**Short task**. Your task is to print all of the material verbatim.

[Records]
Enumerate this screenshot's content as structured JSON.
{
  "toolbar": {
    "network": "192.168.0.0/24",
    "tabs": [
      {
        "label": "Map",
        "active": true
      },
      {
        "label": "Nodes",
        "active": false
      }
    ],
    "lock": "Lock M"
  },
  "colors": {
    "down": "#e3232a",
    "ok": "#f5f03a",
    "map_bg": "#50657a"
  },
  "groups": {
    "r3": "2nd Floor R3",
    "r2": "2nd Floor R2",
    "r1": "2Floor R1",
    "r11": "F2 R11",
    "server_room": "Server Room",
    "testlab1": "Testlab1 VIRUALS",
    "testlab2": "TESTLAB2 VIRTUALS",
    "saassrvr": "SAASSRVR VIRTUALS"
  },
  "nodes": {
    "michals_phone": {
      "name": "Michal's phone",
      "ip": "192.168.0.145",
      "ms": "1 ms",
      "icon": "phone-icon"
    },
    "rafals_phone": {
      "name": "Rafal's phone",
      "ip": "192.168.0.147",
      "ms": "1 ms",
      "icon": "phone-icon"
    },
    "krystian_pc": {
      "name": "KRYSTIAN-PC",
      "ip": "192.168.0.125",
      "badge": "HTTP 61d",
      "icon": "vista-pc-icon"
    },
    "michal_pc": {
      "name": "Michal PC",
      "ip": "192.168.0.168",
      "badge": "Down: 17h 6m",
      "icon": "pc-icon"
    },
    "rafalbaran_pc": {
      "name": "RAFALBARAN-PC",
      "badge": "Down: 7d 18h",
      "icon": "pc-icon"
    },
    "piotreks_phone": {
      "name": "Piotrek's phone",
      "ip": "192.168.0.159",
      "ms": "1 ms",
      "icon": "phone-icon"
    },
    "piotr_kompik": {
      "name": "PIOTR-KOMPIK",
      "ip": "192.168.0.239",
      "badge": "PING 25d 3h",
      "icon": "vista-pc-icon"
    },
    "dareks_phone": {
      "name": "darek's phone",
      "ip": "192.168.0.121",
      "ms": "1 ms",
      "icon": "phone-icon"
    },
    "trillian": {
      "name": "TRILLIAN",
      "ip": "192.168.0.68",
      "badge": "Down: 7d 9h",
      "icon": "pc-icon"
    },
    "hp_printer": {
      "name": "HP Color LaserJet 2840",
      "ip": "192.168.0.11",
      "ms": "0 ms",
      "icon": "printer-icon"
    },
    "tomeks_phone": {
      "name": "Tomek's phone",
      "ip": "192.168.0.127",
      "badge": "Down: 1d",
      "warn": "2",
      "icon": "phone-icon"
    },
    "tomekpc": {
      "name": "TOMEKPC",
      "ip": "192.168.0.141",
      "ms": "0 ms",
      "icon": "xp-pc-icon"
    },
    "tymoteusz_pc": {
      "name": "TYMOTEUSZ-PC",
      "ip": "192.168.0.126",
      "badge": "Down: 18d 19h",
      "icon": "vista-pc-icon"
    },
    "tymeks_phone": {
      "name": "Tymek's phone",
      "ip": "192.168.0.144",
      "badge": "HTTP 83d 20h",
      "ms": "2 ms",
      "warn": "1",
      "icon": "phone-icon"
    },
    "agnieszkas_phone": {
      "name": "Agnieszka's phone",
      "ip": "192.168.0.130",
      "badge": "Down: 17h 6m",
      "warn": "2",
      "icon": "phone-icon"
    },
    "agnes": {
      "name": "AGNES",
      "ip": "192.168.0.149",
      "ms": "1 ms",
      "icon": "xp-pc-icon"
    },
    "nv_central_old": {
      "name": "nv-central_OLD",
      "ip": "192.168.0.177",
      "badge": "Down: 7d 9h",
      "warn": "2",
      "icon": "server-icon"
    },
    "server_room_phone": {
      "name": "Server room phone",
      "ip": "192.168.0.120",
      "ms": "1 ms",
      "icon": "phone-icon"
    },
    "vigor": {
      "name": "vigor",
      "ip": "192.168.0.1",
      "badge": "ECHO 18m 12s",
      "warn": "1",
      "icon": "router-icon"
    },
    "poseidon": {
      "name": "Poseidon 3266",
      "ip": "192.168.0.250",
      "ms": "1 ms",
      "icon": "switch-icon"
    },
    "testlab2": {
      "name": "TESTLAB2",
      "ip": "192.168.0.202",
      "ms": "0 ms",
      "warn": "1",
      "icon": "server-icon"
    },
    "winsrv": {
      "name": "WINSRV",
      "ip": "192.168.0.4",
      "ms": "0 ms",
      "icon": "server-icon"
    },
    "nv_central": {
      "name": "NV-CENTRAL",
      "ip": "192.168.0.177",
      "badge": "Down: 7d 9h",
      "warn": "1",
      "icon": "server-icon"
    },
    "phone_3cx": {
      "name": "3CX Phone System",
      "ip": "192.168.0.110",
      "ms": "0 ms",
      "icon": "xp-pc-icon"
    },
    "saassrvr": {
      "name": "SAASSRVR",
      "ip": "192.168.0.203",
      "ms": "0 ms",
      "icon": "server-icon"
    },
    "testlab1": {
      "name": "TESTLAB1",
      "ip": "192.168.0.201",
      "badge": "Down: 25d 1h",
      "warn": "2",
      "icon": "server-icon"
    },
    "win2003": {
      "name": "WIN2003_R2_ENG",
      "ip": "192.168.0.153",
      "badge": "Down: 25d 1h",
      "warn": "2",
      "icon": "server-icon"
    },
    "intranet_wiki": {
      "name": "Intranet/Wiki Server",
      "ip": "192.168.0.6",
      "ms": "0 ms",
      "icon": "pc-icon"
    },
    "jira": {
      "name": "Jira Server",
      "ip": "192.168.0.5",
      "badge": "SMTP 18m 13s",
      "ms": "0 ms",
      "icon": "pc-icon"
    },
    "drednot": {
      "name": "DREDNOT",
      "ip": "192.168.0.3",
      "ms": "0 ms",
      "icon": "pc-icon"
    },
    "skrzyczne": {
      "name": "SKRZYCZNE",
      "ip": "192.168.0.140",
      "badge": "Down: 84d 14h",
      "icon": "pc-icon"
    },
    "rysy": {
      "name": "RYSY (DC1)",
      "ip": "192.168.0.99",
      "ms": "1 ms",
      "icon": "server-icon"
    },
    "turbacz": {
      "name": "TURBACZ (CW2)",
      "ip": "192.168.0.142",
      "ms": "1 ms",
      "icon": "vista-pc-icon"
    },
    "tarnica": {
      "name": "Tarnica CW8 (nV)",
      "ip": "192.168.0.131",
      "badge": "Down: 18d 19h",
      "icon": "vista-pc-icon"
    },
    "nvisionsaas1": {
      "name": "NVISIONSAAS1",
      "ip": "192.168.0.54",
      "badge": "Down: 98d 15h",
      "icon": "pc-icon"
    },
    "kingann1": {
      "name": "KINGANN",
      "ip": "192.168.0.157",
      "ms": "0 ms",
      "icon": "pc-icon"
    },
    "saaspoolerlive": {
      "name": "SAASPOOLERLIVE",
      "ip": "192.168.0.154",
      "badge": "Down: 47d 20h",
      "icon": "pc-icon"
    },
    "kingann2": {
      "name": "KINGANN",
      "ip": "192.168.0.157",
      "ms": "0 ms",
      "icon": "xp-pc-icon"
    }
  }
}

**Final answer**.
Enumerate this screenshot's content as structured JSON.
{
  "toolbar": {
    "network": "192.168.0.0/24",
    "tabs": [
      {
        "label": "Map",
        "active": true
      },
      {
        "label": "Nodes",
        "active": false
      }
    ],
    "lock": "Lock M"
  },
  "colors": {
    "down": "#e3232a",
    "ok": "#f5f03a",
    "map_bg": "#50657a"
  },
  "groups": {
    "r3": "2nd Floor R3",
    "r2": "2nd Floor R2",
    "r1": "2Floor R1",
    "r11": "F2 R11",
    "server_room": "Server Room",
    "testlab1": "Testlab1 VIRUALS",
    "testlab2": "TESTLAB2 VIRTUALS",
    "saassrvr": "SAASSRVR VIRTUALS"
  },
  "nodes": {
    "michals_phone": {
      "name": "Michal's phone",
      "ip": "192.168.0.145",
      "ms": "1 ms",
      "icon": "phone-icon"
    },
    "rafals_phone": {
      "name": "Rafal's phone",
      "ip": "192.168.0.147",
      "ms": "1 ms",
      "icon": "phone-icon"
    },
    "krystian_pc": {
      "name": "KRYSTIAN-PC",
      "ip": "192.168.0.125",
      "badge": "HTTP 61d",
      "icon": "vista-pc-icon"
    },
    "michal_pc": {
      "name": "Michal PC",
      "ip": "192.168.0.168",
      "badge": "Down: 17h 6m",
      "icon": "pc-icon"
    },
    "rafalbaran_pc": {
      "name": "RAFALBARAN-PC",
      "badge": "Down: 7d 18h",
      "icon": "pc-icon"
    },
    "piotreks_phone": {
      "name": "Piotrek's phone",
      "ip": "192.168.0.159",
      "ms": "1 ms",
      "icon": "phone-icon"
    },
    "piotr_kompik": {
      "name": "PIOTR-KOMPIK",
      "ip": "192.168.0.239",
      "badge": "PING 25d 3h",
      "icon": "vista-pc-icon"
    },
    "dareks_phone": {
      "name": "darek's phone",
      "ip": "192.168.0.121",
      "ms": "1 ms",
      "icon": "phone-icon"
    },
    "trillian": {
      "name": "TRILLIAN",
      "ip": "192.168.0.68",
      "badge": "Down: 7d 9h",
      "icon": "pc-icon"
    },
    "hp_printer": {
      "name": "HP Color LaserJet 2840",
      "ip": "192.168.0.11",
      "ms": "0 ms",
      "icon": "printer-icon"
    },
    "tomeks_phone": {
      "name": "Tomek's phone",
      "ip": "192.168.0.127",
      "badge": "Down: 1d",
      "warn": "2",
      "icon": "phone-icon"
    },
    "tomekpc": {
      "name": "TOMEKPC",
      "ip": "192.168.0.141",
      "ms": "0 ms",
      "icon": "xp-pc-icon"
    },
    "tymoteusz_pc": {
      "name": "TYMOTEUSZ-PC",
      "ip": "192.168.0.126",
      "badge": "Down: 18d 19h",
      "icon": "vista-pc-icon"
    },
    "tymeks_phone": {
      "name": "Tymek's phone",
      "ip": "192.168.0.144",
      "badge": "HTTP 83d 20h",
      "ms": "2 ms",
      "warn": "1",
      "icon": "phone-icon"
    },
    "agnieszkas_phone": {
      "name": "Agnieszka's phone",
      "ip": "192.168.0.130",
      "badge": "Down: 17h 6m",
      "warn": "2",
      "icon": "phone-icon"
    },
    "agnes": {
      "name": "AGNES",
      "ip": "192.168.0.149",
      "ms": "1 ms",
      "icon": "xp-pc-icon"
    },
    "nv_central_old": {
      "name": "nv-central_OLD",
      "ip": "192.168.0.177",
      "badge": "Down: 7d 9h",
      "warn": "2",
      "icon": "server-icon"
    },
    "server_room_phone": {
      "name": "Server room phone",
      "ip": "192.168.0.120",
      "ms": "1 ms",
      "icon": "phone-icon"
    },
    "vigor": {
      "name": "vigor",
      "ip": "192.168.0.1",
      "badge": "ECHO 18m 12s",
      "warn": "1",
      "icon": "router-icon"
    },
    "poseidon": {
      "name": "Poseidon 3266",
      "ip": "192.168.0.250",
      "ms": "1 ms",
      "icon": "switch-icon"
    },
    "testlab2": {
      "name": "TESTLAB2",
      "ip": "192.168.0.202",
      "ms": "0 ms",
      "warn": "1",
      "icon": "server-icon"
    },
    "winsrv": {
      "name": "WINSRV",
      "ip": "192.168.0.4",
      "ms": "0 ms",
      "icon": "server-icon"
    },
    "nv_central": {
      "name": "NV-CENTRAL",
      "ip": "192.168.0.177",
      "badge": "Down: 7d 9h",
      "warn": "1",
      "icon": "server-icon"
    },
    "phone_3cx": {
      "name": "3CX Phone System",
      "ip": "192.168.0.110",
      "ms": "0 ms",
      "icon": "xp-pc-icon"
    },
    "saassrvr": {
      "name": "SAASSRVR",
      "ip": "192.168.0.203",
      "ms": "0 ms",
      "icon": "server-icon"
    },
    "testlab1": {
      "name": "TESTLAB1",
      "ip": "192.168.0.201",
      "badge": "Down: 25d 1h",
      "warn": "2",
      "icon": "server-icon"
    },
    "win2003": {
      "name": "WIN2003_R2_ENG",
      "ip": "192.168.0.153",
      "badge": "Down: 25d 1h",
      "warn": "2",
      "icon": "server-icon"
    },
    "intranet_wiki": {
      "name": "Intranet/Wiki Server",
      "ip": "192.168.0.6",
      "ms": "0 ms",
      "icon": "pc-icon"
    },
    "jira": {
      "name": "Jira Server",
      "ip": "192.168.0.5",
      "badge": "SMTP 18m 13s",
      "ms": "0 ms",
      "icon": "pc-icon"
    },
    "drednot": {
      "name": "DREDNOT",
      "ip": "192.168.0.3",
      "ms": "0 ms",
      "icon": "pc-icon"
    },
    "skrzyczne": {
      "name": "SKRZYCZNE",
      "ip": "192.168.0.140",
      "badge": "Down: 84d 14h",
      "icon": "pc-icon"
    },
    "rysy": {
      "name": "RYSY (DC1)",
      "ip": "192.168.0.99",
      "ms": "1 ms",
      "icon": "server-icon"
    },
    "turbacz": {
      "name": "TURBACZ (CW2)",
      "ip": "192.168.0.142",
      "ms": "1 ms",
      "icon": "vista-pc-icon"
    },
    "tarnica": {
      "name": "Tarnica CW8 (nV)",
      "ip": "192.168.0.131",
      "badge": "Down: 18d 19h",
      "icon": "vista-pc-icon"
    },
    "nvisionsaas1": {
      "name": "NVISIONSAAS1",
      "ip": "192.168.0.54",
      "badge": "Down: 98d 15h",
      "icon": "pc-icon"
    },
    "kingann1": {
      "name": "KINGANN",
      "ip": "192.168.0.157",
      "ms": "0 ms",
      "icon": "pc-icon"
    },
    "saaspoolerlive": {
      "name": "SAASPOOLERLIVE",
      "ip": "192.168.0.154",
      "badge": "Down: 47d 20h",
      "icon": "pc-icon"
    },
    "kingann2": {
      "name": "KINGANN",
      "ip": "192.168.0.157",
      "ms": "0 ms",
      "icon": "xp-pc-icon"
    }
  }
}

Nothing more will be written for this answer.